__Description of the task__.
Find the string "this" in the listing and report every line that has it.

__Records__.
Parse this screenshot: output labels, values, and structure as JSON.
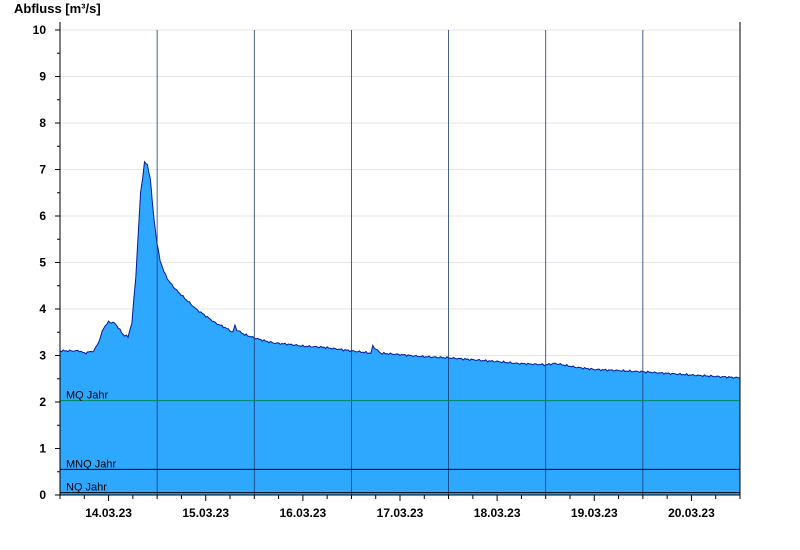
{
  "chart_data": {
    "type": "area",
    "ylabel": "Abfluss [m³/s]",
    "xlabel": "",
    "ylim": [
      0,
      10
    ],
    "yticks": [
      0,
      1,
      2,
      3,
      4,
      5,
      6,
      7,
      8,
      9,
      10
    ],
    "xlim_days": [
      13.5,
      20.5
    ],
    "date_ticks": [
      {
        "label": "14.03.23",
        "day": 14
      },
      {
        "label": "15.03.23",
        "day": 15
      },
      {
        "label": "16.03.23",
        "day": 16
      },
      {
        "label": "17.03.23",
        "day": 17
      },
      {
        "label": "18.03.23",
        "day": 18
      },
      {
        "label": "19.03.23",
        "day": 19
      },
      {
        "label": "20.03.23",
        "day": 20
      }
    ],
    "grid": true,
    "series": [
      {
        "name": "",
        "x_day": [
          13.5,
          13.7,
          13.75,
          13.85,
          13.9,
          13.95,
          14.0,
          14.06,
          14.1,
          14.15,
          14.2,
          14.24,
          14.28,
          14.33,
          14.37,
          14.4,
          14.43,
          14.45,
          14.47,
          14.5,
          14.53,
          14.57,
          14.62,
          14.7,
          14.8,
          14.9,
          15.0,
          15.1,
          15.2,
          15.28,
          15.3,
          15.32,
          15.4,
          15.5,
          15.6,
          15.7,
          15.8,
          15.9,
          16.0,
          16.2,
          16.5,
          16.7,
          16.72,
          16.8,
          17.0,
          17.2,
          17.5,
          17.8,
          18.0,
          18.2,
          18.5,
          18.6,
          18.8,
          19.0,
          19.5,
          20.0,
          20.5
        ],
        "values": [
          3.1,
          3.1,
          3.05,
          3.1,
          3.3,
          3.6,
          3.72,
          3.7,
          3.6,
          3.45,
          3.4,
          3.7,
          4.7,
          6.5,
          7.15,
          7.1,
          6.8,
          6.3,
          5.9,
          5.4,
          5.05,
          4.8,
          4.6,
          4.4,
          4.2,
          4.0,
          3.85,
          3.7,
          3.6,
          3.5,
          3.65,
          3.55,
          3.45,
          3.38,
          3.32,
          3.27,
          3.25,
          3.23,
          3.2,
          3.18,
          3.1,
          3.05,
          3.2,
          3.05,
          3.02,
          2.98,
          2.95,
          2.9,
          2.87,
          2.83,
          2.8,
          2.83,
          2.75,
          2.7,
          2.65,
          2.58,
          2.52
        ],
        "color": "#2ea8ff",
        "line_color": "#001a99"
      }
    ],
    "reference_lines": [
      {
        "label": "MQ Jahr",
        "value": 2.03,
        "color": "#00875a"
      },
      {
        "label": "MNQ Jahr",
        "value": 0.55,
        "color": "#000000"
      },
      {
        "label": "NQ Jahr",
        "value": 0.05,
        "color": "#000000"
      }
    ]
  }
}
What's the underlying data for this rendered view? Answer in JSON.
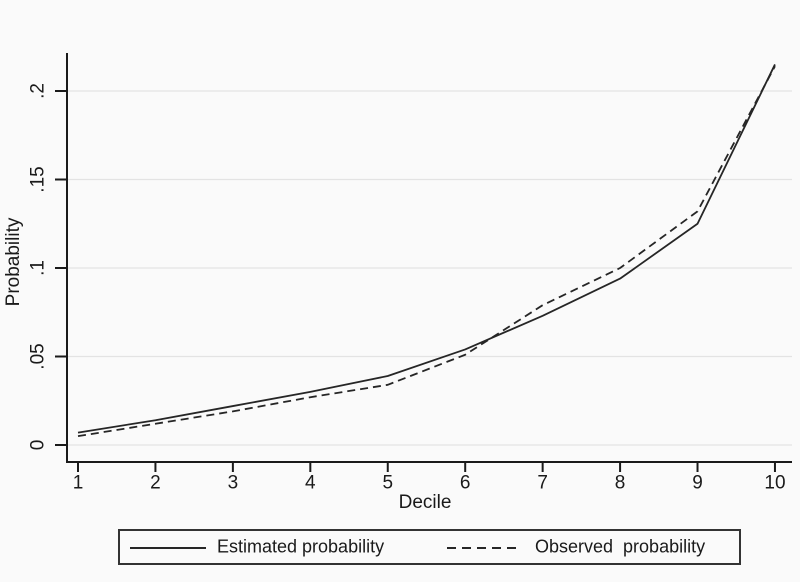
{
  "chart_data": {
    "type": "line",
    "title": "",
    "xlabel": "Decile",
    "ylabel": "Probability",
    "x": [
      1,
      2,
      3,
      4,
      5,
      6,
      7,
      8,
      9,
      10
    ],
    "x_tick_labels": [
      "1",
      "2",
      "3",
      "4",
      "5",
      "6",
      "7",
      "8",
      "9",
      "10"
    ],
    "y_ticks": [
      0,
      0.05,
      0.1,
      0.15,
      0.2
    ],
    "y_tick_labels": [
      "0",
      ".05",
      ".1",
      ".15",
      ".2"
    ],
    "ylim": [
      0,
      0.222
    ],
    "xlim": [
      0.85,
      10.25
    ],
    "grid": "horizontal",
    "legend_position": "bottom-outside",
    "series": [
      {
        "name": "Estimated probability",
        "style": "solid",
        "values": [
          0.007,
          0.014,
          0.022,
          0.03,
          0.039,
          0.054,
          0.073,
          0.094,
          0.125,
          0.215
        ]
      },
      {
        "name": "Observed  probability",
        "style": "dashed",
        "values": [
          0.005,
          0.012,
          0.019,
          0.027,
          0.034,
          0.051,
          0.079,
          0.1,
          0.132,
          0.214
        ]
      }
    ],
    "colors": {
      "line": "#262626",
      "axis": "#1a1a1a",
      "gridline": "#e3e3e3",
      "background": "#fafafa",
      "legend_border": "#333333"
    }
  }
}
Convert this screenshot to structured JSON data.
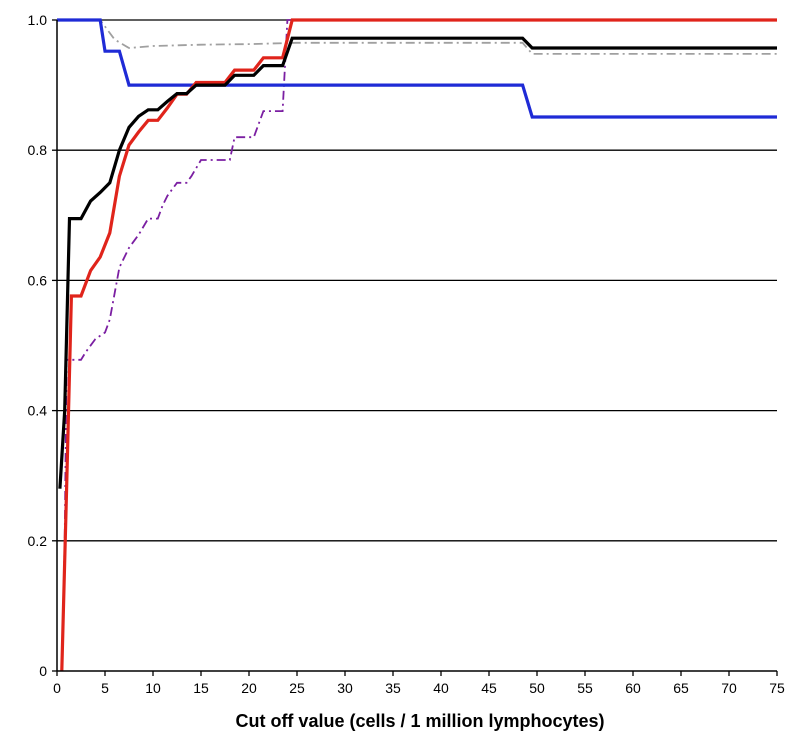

__Correct answer__.
Parse this screenshot: output labels, values, and structure as JSON.
What's the underlying data for this rendered view? Answer in JSON.
Convert this screenshot to structured JSON data.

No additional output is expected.